◆ What you are asked to do ◆
How many lines of these entries hold the string "text"? Answer with the number alone.

── Stored data ──

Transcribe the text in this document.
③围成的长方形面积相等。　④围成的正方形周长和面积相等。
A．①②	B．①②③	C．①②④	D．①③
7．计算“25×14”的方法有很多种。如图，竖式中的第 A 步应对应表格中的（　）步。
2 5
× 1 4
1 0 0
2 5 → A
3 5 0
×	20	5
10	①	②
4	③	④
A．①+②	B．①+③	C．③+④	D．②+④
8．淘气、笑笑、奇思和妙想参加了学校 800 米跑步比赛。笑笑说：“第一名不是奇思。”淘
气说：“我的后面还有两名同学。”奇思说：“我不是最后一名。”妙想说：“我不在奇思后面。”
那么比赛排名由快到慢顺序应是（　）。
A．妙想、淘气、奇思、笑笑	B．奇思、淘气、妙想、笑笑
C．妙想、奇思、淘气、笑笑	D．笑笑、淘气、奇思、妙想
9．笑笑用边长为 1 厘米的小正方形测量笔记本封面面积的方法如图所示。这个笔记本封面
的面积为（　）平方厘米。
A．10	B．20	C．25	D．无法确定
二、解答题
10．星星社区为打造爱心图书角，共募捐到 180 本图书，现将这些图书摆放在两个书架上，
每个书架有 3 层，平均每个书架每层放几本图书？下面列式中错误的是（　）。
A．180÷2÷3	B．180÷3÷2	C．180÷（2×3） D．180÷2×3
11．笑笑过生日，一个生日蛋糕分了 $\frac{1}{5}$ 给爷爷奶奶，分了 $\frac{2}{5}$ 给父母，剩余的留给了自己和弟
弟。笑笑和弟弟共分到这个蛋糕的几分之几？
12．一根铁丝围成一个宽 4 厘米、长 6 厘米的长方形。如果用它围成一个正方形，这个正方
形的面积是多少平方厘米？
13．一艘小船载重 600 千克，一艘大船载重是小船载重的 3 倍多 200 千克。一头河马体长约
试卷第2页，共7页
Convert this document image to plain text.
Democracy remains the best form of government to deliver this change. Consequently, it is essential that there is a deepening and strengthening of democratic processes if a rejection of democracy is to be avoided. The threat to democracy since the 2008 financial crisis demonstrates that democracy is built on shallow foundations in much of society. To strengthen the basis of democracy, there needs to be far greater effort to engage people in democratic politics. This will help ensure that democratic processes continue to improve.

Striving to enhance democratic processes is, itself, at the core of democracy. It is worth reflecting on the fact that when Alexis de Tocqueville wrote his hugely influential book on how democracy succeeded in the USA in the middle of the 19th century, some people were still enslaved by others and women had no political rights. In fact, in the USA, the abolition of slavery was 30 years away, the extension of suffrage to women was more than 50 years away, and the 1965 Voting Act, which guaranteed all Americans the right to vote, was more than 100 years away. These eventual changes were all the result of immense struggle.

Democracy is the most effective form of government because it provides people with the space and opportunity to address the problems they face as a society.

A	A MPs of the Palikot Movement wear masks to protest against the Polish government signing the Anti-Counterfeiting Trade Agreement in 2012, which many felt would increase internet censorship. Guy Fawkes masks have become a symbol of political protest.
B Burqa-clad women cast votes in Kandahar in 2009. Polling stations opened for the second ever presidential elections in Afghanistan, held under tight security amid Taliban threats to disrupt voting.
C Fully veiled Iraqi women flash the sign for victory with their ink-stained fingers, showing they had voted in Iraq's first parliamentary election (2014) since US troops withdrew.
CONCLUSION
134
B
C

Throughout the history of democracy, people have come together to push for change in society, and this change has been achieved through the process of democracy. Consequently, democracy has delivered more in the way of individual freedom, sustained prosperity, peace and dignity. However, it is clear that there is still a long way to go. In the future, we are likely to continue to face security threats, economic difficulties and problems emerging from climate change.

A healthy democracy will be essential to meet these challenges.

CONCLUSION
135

───

◆ Answer to the task ◆
2